Data records ->
%%

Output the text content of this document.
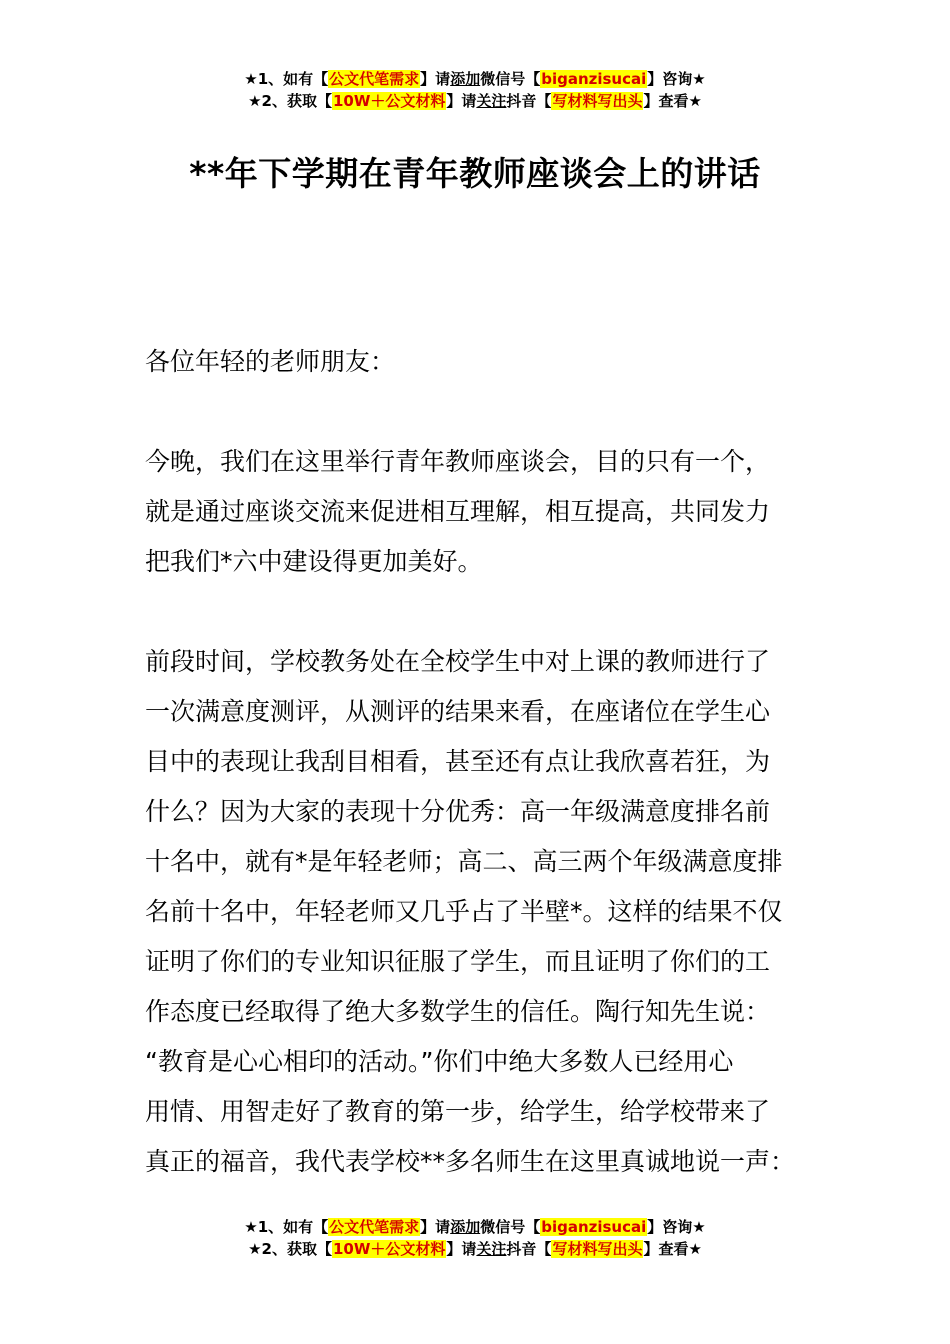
★1、如有【公文代笔需求】请添加微信号【biganzisucai】咨询★
★2、获取【10W＋公文材料】请关注抖音【写材料写出头】查看★
**年下学期在青年教师座谈会上的讲话
各位年轻的老师朋友：
今晚，我们在这里举行青年教师座谈会，目的只有一个，
就是通过座谈交流来促进相互理解，相互提高，共同发力
把我们*六中建设得更加美好。
前段时间，学校教务处在全校学生中对上课的教师进行了
一次满意度测评，从测评的结果来看，在座诸位在学生心
目中的表现让我刮目相看，甚至还有点让我欣喜若狂，为
什么？因为大家的表现十分优秀：高一年级满意度排名前
十名中，就有*是年轻老师；高二、高三两个年级满意度排
名前十名中，年轻老师又几乎占了半壁*。这样的结果不仅
证明了你们的专业知识征服了学生，而且证明了你们的工
作态度已经取得了绝大多数学生的信任。陶行知先生说：
“教育是心心相印的活动。”你们中绝大多数人已经用心
用情、用智走好了教育的第一步，给学生，给学校带来了
真正的福音，我代表学校**多名师生在这里真诚地说一声：
★1、如有【公文代笔需求】请添加微信号【biganzisucai】咨询★
★2、获取【10W＋公文材料】请关注抖音【写材料写出头】查看★
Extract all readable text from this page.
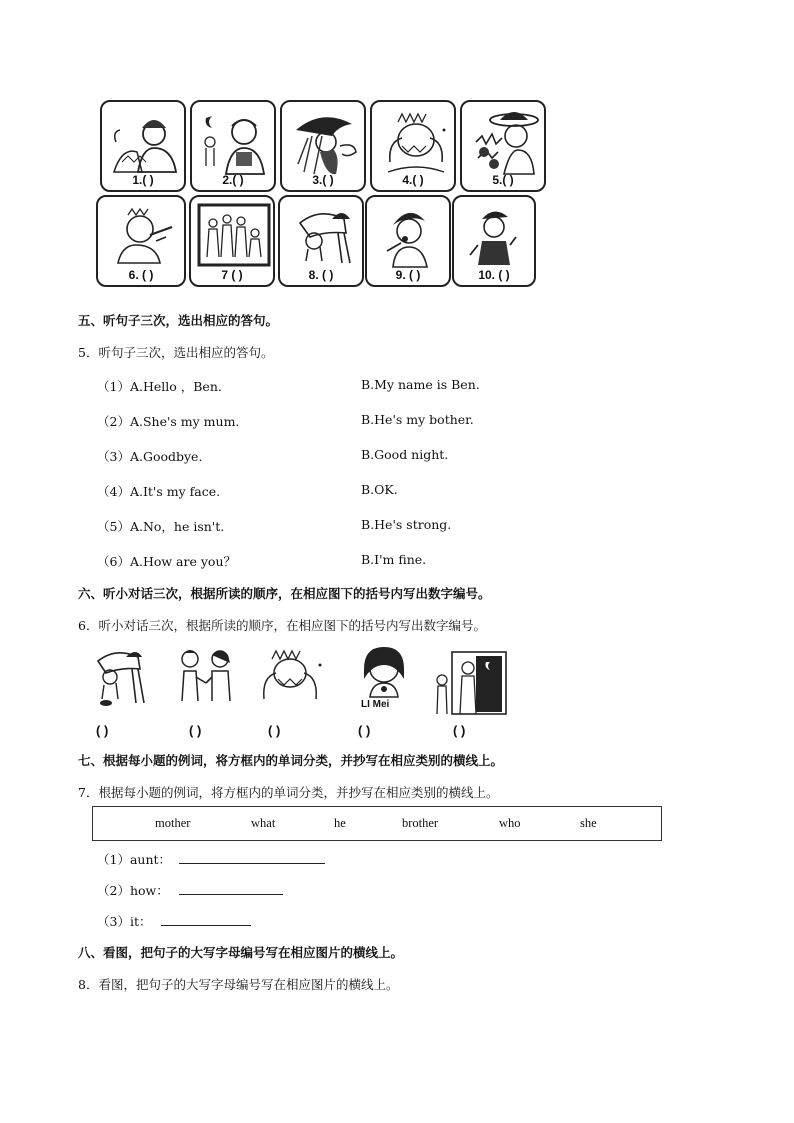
1.( )	2.( )	3.( )	4.( )	5.( )
6. ( )	7 ( )	8. ( )	9. ( )	10. ( )
五、听句子三次，选出相应的答句。
5．听句子三次，选出相应的答句。
（1）A.Hello ，Ben.	B.My name is Ben.
（2）A.She's my mum.	B.He's my bother.
（3）A.Goodbye.	B.Good night.
（4）A.It's my face.	B.OK.
（5）A.No，he isn't.	B.He's strong.
（6）A.How are you？	B.I'm fine.
六、听小对话三次，根据所读的顺序，在相应图下的括号内写出数字编号。
6．听小对话三次，根据所读的顺序，在相应图下的括号内写出数字编号。
LI Mei
( )	( )	( )	( )	( )
七、根据每小题的例词，将方框内的单词分类，并抄写在相应类别的横线上。
7．根据每小题的例词，将方框内的单词分类，并抄写在相应类别的横线上。
mother	what	he	brother	who	she
（1）aunt：
（2）how：
（3）it：
八、看图，把句子的大写字母编号写在相应图片的横线上。
8．看图，把句子的大写字母编号写在相应图片的横线上。
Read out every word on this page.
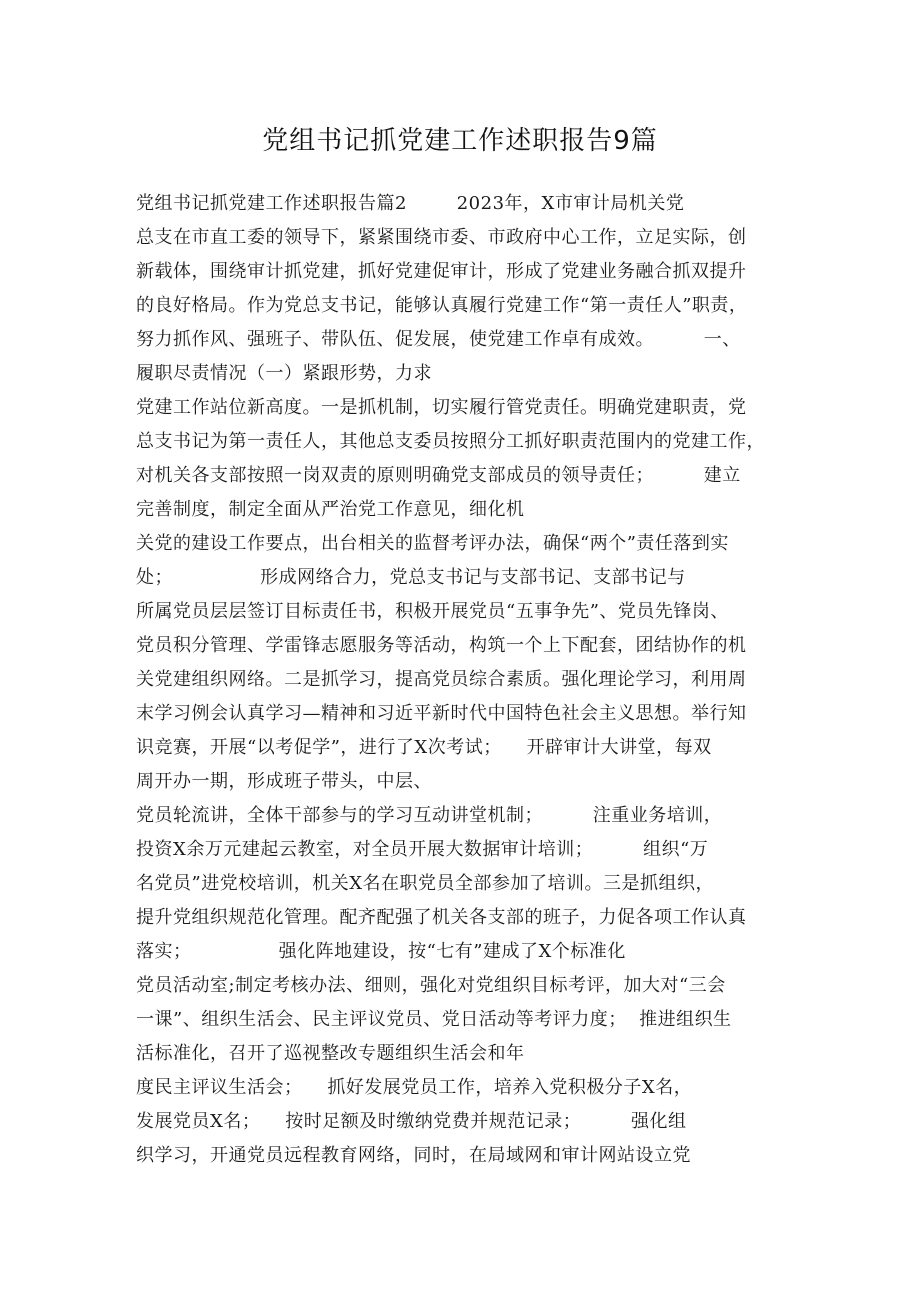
党组书记抓党建工作述职报告9篇
党组书记抓党建工作述职报告篇2        2023年，X市审计局机关党
总支在市直工委的领导下，紧紧围绕市委、市政府中心工作，立足实际，创
新载体，围绕审计抓党建，抓好党建促审计，形成了党建业务融合抓双提升
的良好格局。作为党总支书记，能够认真履行党建工作“第一责任人”职责，
努力抓作风、强班子、带队伍、促发展，使党建工作卓有成效。        一、
履职尽责情况（一）紧跟形势，力求
党建工作站位新高度。一是抓机制，切实履行管党责任。明确党建职责，党
总支书记为第一责任人，其他总支委员按照分工抓好职责范围内的党建工作，
对机关各支部按照一岗双责的原则明确党支部成员的领导责任；        建立
完善制度，制定全面从严治党工作意见，细化机
关党的建设工作要点，出台相关的监督考评办法，确保“两个”责任落到实
处；              形成网络合力，党总支书记与支部书记、支部书记与
所属党员层层签订目标责任书，积极开展党员“五事争先”、党员先锋岗、
党员积分管理、学雷锋志愿服务等活动，构筑一个上下配套，团结协作的机
关党建组织网络。二是抓学习，提高党员综合素质。强化理论学习，利用周
末学习例会认真学习—精神和习近平新时代中国特色社会主义思想。举行知
识竞赛，开展“以考促学”，进行了X次考试；    开辟审计大讲堂，每双
周开办一期，形成班子带头，中层、
党员轮流讲，全体干部参与的学习互动讲堂机制；        注重业务培训，
投资X余万元建起云教室，对全员开展大数据审计培训；        组织“万
名党员”进党校培训，机关X名在职党员全部参加了培训。三是抓组织，
提升党组织规范化管理。配齐配强了机关各支部的班子，力促各项工作认真
落实；              强化阵地建设，按“七有”建成了X个标准化
党员活动室;制定考核办法、细则，强化对党组织目标考评，加大对“三会
一课”、组织生活会、民主评议党员、党日活动等考评力度；  推进组织生
活标准化，召开了巡视整改专题组织生活会和年
度民主评议生活会；    抓好发展党员工作，培养入党积极分子X名，
发展党员X名；    按时足额及时缴纳党费并规范记录；        强化组
织学习，开通党员远程教育网络，同时，在局域网和审计网站设立党
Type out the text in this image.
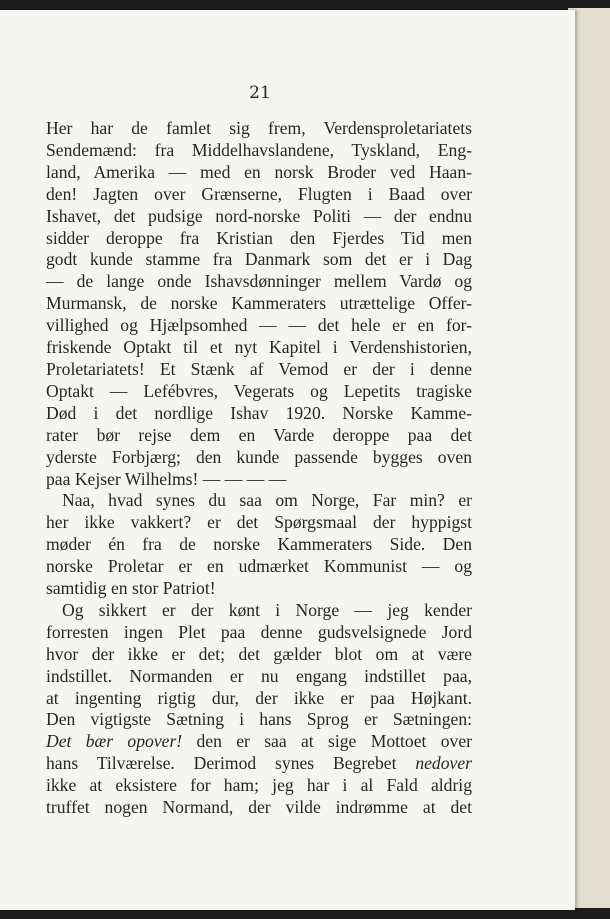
21

Her har de famlet sig frem, Verdensproletariatets

Sendemænd: fra Middelhavslandene, Tyskland, Eng-

land, Amerika — med en norsk Broder ved Haan-

den! Jagten over Grænserne, Flugten i Baad over

Ishavet, det pudsige nord-norske Politi — der endnu

sidder deroppe fra Kristian den Fjerdes Tid men

godt kunde stamme fra Danmark som det er i Dag

— de lange onde Ishavsdønninger mellem Vardø og

Murmansk, de norske Kammeraters utrættelige Offer-

villighed og Hjælpsomhed — — det hele er en for-

friskende Optakt til et nyt Kapitel i Verdenshistorien,

Proletariatets! Et Stænk af Vemod er der i denne

Optakt — Lefébvres, Vegerats og Lepetits tragiske

Død i det nordlige Ishav 1920. Norske Kamme-

rater bør rejse dem en Varde deroppe paa det

yderste Forbjærg; den kunde passende bygges oven

paa Kejser Wilhelms! — — — —

Naa, hvad synes du saa om Norge, Far min? er

her ikke vakkert? er det Spørgsmaal der hyppigst

møder én fra de norske Kammeraters Side. Den

norske Proletar er en udmærket Kommunist — og

samtidig en stor Patriot!

Og sikkert er der kønt i Norge — jeg kender

forresten ingen Plet paa denne gudsvelsignede Jord

hvor der ikke er det; det gælder blot om at være

indstillet. Normanden er nu engang indstillet paa,

at ingenting rigtig dur, der ikke er paa Højkant.

Den vigtigste Sætning i hans Sprog er Sætningen:

Det bær opover! den er saa at sige Mottoet over

hans Tilværelse. Derimod synes Begrebet nedover

ikke at eksistere for ham; jeg har i al Fald aldrig

truffet nogen Normand, der vilde indrømme at det
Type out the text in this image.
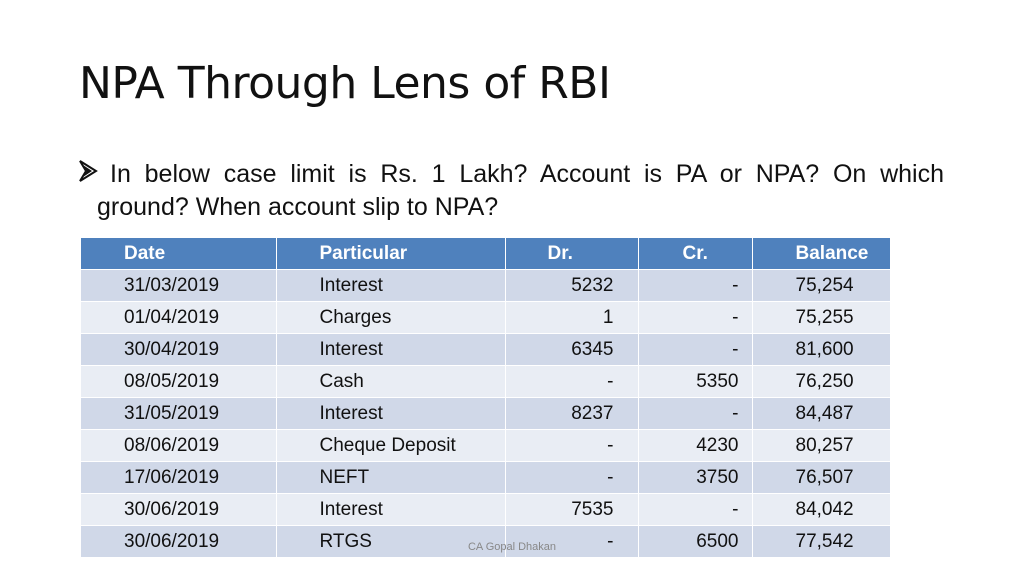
NPA Through Lens of RBI
In below case limit is Rs. 1 Lakh? Account is PA or NPA? On which
ground? When account slip to NPA?
Date	Particular	Dr.	Cr.	Balance
31/03/2019	Interest	5232	-	75,254
01/04/2019	Charges	1	-	75,255
30/04/2019	Interest	6345	-	81,600
08/05/2019	Cash	-	5350	76,250
31/05/2019	Interest	8237	-	84,487
08/06/2019	Cheque Deposit	-	4230	80,257
17/06/2019	NEFT	-	3750	76,507
30/06/2019	Interest	7535	-	84,042
30/06/2019	RTGS	-	6500	77,542
CA Gopal Dhakan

%%

Exercise requirements -> Go through the listing above and locate each line that holds the word "并抄写在相应类别的横线上". Copy those lines.

Exercise solution ->
七、根据每小题的例词，将方框内的单词分类，并抄写在相应类别的横线上。
7．根据每小题的例词，将方框内的单词分类，并抄写在相应类别的横线上。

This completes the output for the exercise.